- DIRECTIONS
Gather all lines in the entries below that include the word "komory".

--- START OF ROWS ---

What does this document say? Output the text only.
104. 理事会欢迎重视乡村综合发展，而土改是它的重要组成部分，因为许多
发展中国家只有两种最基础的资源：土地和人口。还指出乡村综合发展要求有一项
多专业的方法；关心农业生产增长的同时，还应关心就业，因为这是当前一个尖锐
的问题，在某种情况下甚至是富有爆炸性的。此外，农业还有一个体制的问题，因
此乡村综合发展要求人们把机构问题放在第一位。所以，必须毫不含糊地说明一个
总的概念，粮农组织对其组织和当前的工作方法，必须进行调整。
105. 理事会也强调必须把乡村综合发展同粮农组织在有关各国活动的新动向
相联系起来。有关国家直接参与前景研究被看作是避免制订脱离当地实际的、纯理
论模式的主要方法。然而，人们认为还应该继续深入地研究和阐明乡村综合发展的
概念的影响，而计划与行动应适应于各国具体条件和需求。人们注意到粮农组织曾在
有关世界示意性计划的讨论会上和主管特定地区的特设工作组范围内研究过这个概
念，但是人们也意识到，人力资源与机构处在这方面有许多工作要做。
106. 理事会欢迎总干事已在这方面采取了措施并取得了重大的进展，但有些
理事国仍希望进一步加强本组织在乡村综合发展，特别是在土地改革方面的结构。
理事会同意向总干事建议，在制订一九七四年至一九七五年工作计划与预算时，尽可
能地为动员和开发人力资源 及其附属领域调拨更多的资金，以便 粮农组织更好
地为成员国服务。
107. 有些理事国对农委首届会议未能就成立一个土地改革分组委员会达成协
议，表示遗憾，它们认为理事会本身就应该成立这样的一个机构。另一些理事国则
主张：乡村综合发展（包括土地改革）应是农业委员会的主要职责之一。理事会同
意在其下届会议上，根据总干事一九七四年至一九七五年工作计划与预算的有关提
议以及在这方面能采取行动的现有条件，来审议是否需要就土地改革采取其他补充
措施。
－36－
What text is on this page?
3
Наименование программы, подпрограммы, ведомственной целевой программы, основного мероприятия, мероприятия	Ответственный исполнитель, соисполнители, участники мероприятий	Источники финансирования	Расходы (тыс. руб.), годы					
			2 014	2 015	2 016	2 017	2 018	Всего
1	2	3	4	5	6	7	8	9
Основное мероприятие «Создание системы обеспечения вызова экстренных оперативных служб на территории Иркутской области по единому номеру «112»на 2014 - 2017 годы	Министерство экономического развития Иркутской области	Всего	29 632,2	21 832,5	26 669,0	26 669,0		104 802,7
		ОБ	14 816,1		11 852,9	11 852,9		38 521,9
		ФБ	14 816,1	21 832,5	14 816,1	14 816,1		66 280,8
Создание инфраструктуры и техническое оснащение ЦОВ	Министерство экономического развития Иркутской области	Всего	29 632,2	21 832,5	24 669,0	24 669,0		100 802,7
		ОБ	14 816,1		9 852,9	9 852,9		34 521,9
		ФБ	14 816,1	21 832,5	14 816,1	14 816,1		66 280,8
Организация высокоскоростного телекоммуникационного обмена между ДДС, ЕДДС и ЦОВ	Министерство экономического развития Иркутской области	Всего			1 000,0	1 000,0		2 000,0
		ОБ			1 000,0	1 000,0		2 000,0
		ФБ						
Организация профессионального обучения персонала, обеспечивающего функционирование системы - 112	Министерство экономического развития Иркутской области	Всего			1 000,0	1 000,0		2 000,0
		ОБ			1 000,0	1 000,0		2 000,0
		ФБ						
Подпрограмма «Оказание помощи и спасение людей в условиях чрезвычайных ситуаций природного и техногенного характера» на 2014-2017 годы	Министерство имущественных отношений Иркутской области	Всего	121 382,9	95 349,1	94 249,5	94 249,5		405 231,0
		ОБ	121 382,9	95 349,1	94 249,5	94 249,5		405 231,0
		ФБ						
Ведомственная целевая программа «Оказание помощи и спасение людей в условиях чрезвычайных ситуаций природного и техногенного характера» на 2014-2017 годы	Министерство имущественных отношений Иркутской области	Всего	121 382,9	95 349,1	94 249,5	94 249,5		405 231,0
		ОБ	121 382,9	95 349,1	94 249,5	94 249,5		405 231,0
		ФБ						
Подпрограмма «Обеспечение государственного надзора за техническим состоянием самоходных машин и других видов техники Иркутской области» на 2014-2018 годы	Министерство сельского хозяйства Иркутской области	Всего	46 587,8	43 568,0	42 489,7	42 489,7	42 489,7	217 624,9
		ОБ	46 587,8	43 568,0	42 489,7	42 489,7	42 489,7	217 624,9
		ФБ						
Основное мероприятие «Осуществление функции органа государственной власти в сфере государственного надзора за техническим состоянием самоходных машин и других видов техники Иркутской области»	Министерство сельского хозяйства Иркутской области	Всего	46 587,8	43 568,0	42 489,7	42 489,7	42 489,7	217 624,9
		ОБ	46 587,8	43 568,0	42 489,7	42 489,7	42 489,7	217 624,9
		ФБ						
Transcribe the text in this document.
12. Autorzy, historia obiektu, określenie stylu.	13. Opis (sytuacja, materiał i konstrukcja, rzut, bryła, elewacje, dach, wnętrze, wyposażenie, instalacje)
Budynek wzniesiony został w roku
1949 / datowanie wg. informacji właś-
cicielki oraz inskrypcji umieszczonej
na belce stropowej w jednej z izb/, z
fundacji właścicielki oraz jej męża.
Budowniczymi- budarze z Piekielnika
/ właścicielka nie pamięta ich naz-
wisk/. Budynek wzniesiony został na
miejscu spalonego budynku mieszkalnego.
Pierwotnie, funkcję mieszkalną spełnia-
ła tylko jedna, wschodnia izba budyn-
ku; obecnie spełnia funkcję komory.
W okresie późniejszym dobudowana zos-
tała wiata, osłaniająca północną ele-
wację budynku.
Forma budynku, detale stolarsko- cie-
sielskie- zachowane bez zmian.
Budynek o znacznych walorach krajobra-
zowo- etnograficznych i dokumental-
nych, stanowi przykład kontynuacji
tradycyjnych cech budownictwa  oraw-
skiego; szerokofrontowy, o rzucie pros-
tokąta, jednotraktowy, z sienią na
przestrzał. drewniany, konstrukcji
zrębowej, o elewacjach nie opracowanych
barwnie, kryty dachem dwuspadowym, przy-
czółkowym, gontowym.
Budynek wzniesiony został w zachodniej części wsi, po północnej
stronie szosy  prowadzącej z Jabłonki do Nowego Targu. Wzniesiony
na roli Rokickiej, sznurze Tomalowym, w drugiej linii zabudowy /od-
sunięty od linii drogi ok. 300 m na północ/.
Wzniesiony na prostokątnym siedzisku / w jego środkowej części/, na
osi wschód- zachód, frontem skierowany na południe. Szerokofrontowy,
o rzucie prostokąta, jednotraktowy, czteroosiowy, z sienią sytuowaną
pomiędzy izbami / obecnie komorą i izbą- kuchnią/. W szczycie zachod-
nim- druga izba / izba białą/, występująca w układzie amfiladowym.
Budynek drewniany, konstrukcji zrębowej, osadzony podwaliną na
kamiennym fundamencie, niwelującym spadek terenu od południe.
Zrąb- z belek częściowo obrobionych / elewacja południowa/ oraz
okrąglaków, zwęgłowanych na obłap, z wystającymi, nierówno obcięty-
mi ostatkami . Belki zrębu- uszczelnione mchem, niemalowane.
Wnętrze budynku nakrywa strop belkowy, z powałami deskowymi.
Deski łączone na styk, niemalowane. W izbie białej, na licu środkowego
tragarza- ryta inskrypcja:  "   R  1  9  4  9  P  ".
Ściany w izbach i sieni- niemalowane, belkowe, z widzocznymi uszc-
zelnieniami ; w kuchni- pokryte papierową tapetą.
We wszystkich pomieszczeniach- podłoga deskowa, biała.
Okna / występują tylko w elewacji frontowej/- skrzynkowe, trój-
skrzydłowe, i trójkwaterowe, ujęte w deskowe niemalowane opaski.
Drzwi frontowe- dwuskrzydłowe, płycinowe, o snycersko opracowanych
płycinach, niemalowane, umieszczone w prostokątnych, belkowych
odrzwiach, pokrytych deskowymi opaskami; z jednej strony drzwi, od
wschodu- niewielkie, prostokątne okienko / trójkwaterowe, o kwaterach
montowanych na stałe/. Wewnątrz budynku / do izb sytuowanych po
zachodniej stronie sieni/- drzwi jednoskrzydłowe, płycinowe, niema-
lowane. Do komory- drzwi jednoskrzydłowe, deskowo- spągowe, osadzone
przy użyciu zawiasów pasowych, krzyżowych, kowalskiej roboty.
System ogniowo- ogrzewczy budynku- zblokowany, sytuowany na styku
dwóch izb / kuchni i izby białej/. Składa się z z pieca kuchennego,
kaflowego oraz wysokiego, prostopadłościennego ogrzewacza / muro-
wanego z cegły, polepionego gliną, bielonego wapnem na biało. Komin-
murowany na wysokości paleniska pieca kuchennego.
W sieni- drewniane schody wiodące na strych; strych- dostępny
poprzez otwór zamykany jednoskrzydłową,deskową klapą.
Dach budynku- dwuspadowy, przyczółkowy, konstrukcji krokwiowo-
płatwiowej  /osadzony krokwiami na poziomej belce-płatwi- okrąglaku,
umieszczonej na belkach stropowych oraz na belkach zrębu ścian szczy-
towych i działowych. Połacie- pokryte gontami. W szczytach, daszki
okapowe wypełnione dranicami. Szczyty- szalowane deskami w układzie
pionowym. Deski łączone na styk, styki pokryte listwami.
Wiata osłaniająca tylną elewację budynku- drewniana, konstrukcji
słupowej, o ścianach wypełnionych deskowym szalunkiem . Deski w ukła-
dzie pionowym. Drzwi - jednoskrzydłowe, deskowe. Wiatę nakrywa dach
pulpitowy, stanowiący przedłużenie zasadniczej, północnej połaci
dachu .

--- END OF ROWS ---

- SOLVED EXERCISE
ku; obecnie spełnia funkcję komory.
lowane. Do komory- drzwi jednoskrzydłowe, deskowo- spągowe, osadzone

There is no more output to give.